There has been a renewed effort by the international community to transform Africa’s agricultural practices. This campaign comes amid growing concern over widespread hunger and poverty throughout many regions of the continent. However, this call also forms part of a wider initiative to address food security at the global level. Many have called for a green revolution in Africa, one that would import successful agricultural practices and management strategies from elsewhere and increase crop production on African farmlands. Currently, Africa holds approximately 60% ⁽²⁾ of the planet’s unused arable land, with its average crop yielding substantially lower than that of other parts in the world.⁽³⁾ According to James Nyoro, the Rockefeller Foundation’s Managing Director for Africa, “Africa is the last frontier in terms of arable land,”⁽⁴⁾ and as such, “the rest of the world will have to depend upon Africa to feed it.”⁽⁵⁾

This paper explores the notion of a green revolution in Africa and draws on the historical experience of the green revolution in India in order to gain an understanding of the technology and processes involved. Further, it also examines the implications for Africa, as well as the increasing prominence of genetically modified organisms in crop production.

A green revolution

The notion of a green revolution first gained widespread significance as a result of worldwide food shortages following World War II (WW2), and has been successful in a number of states, including Mexico, the Philippines, Indonesia, and China. The most prominent case has been India. After WW2, Norman Borlaug began experimenting with plant breeding and seed engineering on test plots in Mexico, tests that ultimately resulted in an agricultural breakthrough.⁽⁶⁾  The trials resulted in ‘miracle’ wheat seeds capable of producing greater yields when effectively controlled through improved irrigation practices and the development of new agrochemicals (fertilizers) and pesticides.⁽⁷⁾ The Rockefeller and Ford Foundations hailed the successes in Mexico and sought to export this technology to different regions and other staple crops. They commissioned the International Rice Research Institute, which developed IR8 – a new modern rice variety – that was first widely used in India.⁽⁸⁾

India’s green revolution began in the early 1960s in anticipation of mass famine. It encompasses a range of technologies and farming management strategies that were adopted from experimental procedures in Mexico. The green revolution was essentially just that, a revolution. The agricultural innovations that were implemented in India during the 1970s have increased crop yields sustainably, to the extent that food security was no longer a top priority. This occurred through the efficient conversion of industrial inputs into food. For example, “by the mid-1990s, rice yields had risen to six tons a hectare … from two tons in the 1960’s,” and, “the price of rice dropped to a low of less than US$ 200 a ton in 2001 from more than US$ 550 a ton in the 1970s.”⁽⁹⁾ The green revolution therefore can be said to have stimulated economic growth by firstly providing jobs, and generating wealth for traditionally poor farmers, and secondly shifting focus to the development of other industries. Further, “by the 1990s, almost 75% of Asian rice areas were sown with these new varieties [of rice] … Overall, it was estimated that 40 percent of all farmers in the Third World were using green revolution seeds.”⁽¹⁰⁾

However, the successes of the green revolution in India and on the Asian continent have not come without failure. Hunger in these regions and beyond persists, and demand for food continues to grow with a growing population. The technology and agricultural strategies specific to the green revolution have also had a number of unintended consequences. Farmers in rural Punjab in India have been unable to pay their debts because they are unable to keep pace with rising costs of fertilizers, irrigation pumps, and regular fresh supplies of seeds.⁽¹¹⁾ There have also been environmental costs, including the influence the high input industrial style agriculture has had on water quality and quantity, soil quality and greenhouse gasses.⁽¹²⁾ The Asian Development Bank has reported that 38% of Pakistan’s irrigated land is waterlogged while 14% of the land surface is too saline for agricultural use.⁽¹³⁾

Recommended for Africa?

** SOURCE MATERIAL **
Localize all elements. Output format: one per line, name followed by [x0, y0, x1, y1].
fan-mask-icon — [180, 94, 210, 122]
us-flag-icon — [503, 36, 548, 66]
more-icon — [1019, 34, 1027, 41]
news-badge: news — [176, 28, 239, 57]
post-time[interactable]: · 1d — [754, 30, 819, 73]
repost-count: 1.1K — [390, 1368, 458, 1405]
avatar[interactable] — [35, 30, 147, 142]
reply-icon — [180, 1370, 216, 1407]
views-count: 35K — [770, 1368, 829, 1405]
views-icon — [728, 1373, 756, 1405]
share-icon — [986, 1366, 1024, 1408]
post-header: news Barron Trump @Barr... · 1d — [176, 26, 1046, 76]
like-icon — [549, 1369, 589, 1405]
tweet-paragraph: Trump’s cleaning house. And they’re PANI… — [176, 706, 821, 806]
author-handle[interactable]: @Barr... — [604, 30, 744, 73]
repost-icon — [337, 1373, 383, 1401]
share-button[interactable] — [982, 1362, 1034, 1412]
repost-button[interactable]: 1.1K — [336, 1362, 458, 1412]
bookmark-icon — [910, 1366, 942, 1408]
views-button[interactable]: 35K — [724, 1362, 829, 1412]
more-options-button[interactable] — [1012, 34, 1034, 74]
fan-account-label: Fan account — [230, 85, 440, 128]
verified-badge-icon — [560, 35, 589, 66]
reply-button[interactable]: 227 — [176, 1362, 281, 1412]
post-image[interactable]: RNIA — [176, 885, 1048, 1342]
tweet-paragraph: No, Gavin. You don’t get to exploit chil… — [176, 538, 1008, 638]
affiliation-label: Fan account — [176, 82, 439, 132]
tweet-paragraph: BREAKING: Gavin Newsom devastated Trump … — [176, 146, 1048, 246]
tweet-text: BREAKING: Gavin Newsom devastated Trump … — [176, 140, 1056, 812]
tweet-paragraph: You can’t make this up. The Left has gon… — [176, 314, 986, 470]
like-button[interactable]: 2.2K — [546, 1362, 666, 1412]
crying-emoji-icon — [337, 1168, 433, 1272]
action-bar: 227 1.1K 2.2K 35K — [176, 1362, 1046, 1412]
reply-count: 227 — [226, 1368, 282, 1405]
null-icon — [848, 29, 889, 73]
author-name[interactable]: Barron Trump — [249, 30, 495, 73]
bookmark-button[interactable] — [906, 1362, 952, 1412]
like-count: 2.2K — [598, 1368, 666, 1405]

** ABOUT THIS TASK **
Copy the green revolution article from "This paper explores" up to and including "in crop production.", replacing "paper" with "article". The rows come from a source other than the green revolution article.

** WRITTEN SOLUTION **
This article explores the notion of a green revolution in Africa and draws on the historical experience of the green revolution in India in order to gain an understanding of the technology and processes involved. Further, it also examines the implications for Africa, as well as the increasing prominence of genetically modified organisms in crop production.